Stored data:

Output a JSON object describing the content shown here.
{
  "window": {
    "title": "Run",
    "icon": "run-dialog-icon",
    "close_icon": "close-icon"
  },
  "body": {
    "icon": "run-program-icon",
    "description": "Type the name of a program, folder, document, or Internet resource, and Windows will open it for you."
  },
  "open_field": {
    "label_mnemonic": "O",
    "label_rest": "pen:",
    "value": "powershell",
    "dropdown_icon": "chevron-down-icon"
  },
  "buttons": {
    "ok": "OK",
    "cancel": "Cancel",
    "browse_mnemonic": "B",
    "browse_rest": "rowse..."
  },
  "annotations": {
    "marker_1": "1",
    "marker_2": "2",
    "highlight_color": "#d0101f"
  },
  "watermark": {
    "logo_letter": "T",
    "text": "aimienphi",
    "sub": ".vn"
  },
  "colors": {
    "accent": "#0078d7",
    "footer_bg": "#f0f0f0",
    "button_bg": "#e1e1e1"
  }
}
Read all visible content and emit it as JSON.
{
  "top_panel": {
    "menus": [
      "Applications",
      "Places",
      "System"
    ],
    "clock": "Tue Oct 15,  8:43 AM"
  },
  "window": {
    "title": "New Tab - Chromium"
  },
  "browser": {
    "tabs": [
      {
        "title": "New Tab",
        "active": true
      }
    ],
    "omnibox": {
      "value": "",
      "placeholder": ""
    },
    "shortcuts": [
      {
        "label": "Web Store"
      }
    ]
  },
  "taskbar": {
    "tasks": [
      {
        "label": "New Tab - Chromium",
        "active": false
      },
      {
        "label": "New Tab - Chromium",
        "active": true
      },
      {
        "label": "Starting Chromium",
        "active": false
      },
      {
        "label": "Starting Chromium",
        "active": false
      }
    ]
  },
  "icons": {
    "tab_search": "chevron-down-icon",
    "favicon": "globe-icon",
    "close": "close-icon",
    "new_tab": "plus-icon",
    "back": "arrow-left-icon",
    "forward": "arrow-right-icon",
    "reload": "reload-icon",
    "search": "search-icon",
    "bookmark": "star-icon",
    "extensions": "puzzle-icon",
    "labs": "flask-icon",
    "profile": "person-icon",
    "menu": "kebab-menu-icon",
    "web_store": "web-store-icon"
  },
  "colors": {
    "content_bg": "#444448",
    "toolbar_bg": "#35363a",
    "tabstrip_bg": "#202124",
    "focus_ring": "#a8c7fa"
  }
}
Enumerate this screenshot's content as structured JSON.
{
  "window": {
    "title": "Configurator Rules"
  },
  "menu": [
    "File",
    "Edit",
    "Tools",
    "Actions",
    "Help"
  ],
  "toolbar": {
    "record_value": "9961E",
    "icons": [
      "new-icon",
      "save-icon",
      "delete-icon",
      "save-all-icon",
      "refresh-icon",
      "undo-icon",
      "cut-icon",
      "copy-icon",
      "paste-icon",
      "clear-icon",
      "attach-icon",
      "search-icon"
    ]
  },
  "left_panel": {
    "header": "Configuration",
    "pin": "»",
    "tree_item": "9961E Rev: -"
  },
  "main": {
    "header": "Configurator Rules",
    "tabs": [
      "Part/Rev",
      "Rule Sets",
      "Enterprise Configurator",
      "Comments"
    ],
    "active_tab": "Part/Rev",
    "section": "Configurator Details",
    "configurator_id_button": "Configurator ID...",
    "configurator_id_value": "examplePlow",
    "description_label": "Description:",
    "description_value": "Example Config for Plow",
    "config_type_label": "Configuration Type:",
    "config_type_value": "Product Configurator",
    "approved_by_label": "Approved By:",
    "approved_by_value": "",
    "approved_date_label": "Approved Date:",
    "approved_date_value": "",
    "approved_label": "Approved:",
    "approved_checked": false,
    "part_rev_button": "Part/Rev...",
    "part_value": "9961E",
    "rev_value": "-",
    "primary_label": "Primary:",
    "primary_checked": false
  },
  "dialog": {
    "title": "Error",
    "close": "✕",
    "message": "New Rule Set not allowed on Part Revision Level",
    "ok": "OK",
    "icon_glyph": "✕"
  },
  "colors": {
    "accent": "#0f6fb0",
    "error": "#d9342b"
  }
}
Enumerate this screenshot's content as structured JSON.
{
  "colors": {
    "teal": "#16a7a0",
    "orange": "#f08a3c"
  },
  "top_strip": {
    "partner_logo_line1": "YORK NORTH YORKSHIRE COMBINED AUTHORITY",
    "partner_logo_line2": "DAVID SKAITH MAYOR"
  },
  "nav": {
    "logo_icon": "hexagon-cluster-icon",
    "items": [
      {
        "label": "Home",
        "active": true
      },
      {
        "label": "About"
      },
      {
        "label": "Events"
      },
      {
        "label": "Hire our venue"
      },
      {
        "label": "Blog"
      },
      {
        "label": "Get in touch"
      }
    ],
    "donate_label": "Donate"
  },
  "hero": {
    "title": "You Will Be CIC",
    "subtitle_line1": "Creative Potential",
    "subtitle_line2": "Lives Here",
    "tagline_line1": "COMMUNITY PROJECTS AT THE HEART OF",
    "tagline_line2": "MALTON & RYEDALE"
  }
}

◆ WRITTEN PROBLEM: Count every line above that holds the word "program", and state the number and nothing more.

◆ RESULT FOR THIS EXERCISE: 2